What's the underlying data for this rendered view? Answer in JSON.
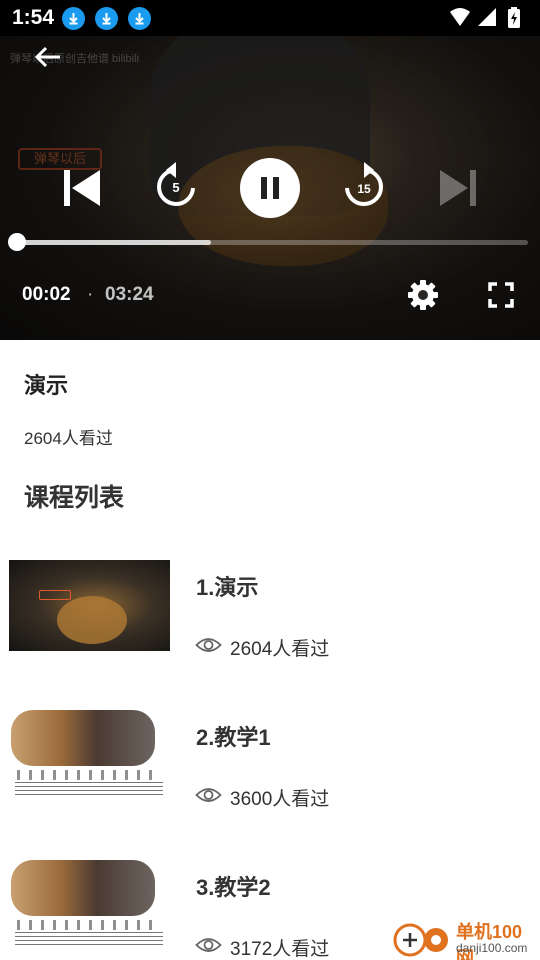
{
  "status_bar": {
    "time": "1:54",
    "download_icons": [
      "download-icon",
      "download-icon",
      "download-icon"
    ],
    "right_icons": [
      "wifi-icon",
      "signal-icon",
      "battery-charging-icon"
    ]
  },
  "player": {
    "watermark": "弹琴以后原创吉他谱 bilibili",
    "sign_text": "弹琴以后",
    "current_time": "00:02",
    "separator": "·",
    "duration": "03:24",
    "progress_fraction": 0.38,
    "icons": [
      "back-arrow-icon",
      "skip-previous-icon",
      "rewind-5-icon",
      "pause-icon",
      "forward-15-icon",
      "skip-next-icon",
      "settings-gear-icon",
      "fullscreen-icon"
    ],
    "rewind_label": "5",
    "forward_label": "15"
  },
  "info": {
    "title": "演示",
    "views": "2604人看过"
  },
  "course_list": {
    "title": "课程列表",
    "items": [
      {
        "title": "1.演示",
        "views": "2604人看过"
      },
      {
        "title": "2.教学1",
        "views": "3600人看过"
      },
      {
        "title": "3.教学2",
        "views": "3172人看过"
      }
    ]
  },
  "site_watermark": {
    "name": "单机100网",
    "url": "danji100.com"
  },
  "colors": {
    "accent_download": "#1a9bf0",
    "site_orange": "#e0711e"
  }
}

- [YOUR OBJECTIVE]:
Pictures are excluded; copy every other part of the records exactly.

- [PROBLEM SOLUTION]:
What's the underlying data for this rendered view? Answer in JSON.
{
  "status_bar": {
    "time": "1:54",
    "download_icons": [
      "download-icon",
      "download-icon",
      "download-icon"
    ],
    "right_icons": [
      "wifi-icon",
      "signal-icon",
      "battery-charging-icon"
    ]
  },
  "player": {
    "watermark": "弹琴以后原创吉他谱 bilibili",
    "sign_text": "弹琴以后",
    "current_time": "00:02",
    "separator": "·",
    "duration": "03:24",
    "progress_fraction": 0.38,
    "icons": [
      "back-arrow-icon",
      "skip-previous-icon",
      "rewind-5-icon",
      "pause-icon",
      "forward-15-icon",
      "skip-next-icon",
      "settings-gear-icon",
      "fullscreen-icon"
    ],
    "rewind_label": "5",
    "forward_label": "15"
  },
  "info": {
    "title": "演示",
    "views": "2604人看过"
  },
  "course_list": {
    "title": "课程列表",
    "items": [
      {
        "title": "1.演示",
        "views": "2604人看过"
      },
      {
        "title": "2.教学1",
        "views": "3600人看过"
      },
      {
        "title": "3.教学2",
        "views": "3172人看过"
      }
    ]
  },
  "site_watermark": {
    "name": "单机100网",
    "url": "danji100.com"
  },
  "colors": {
    "accent_download": "#1a9bf0",
    "site_orange": "#e0711e"
  }
}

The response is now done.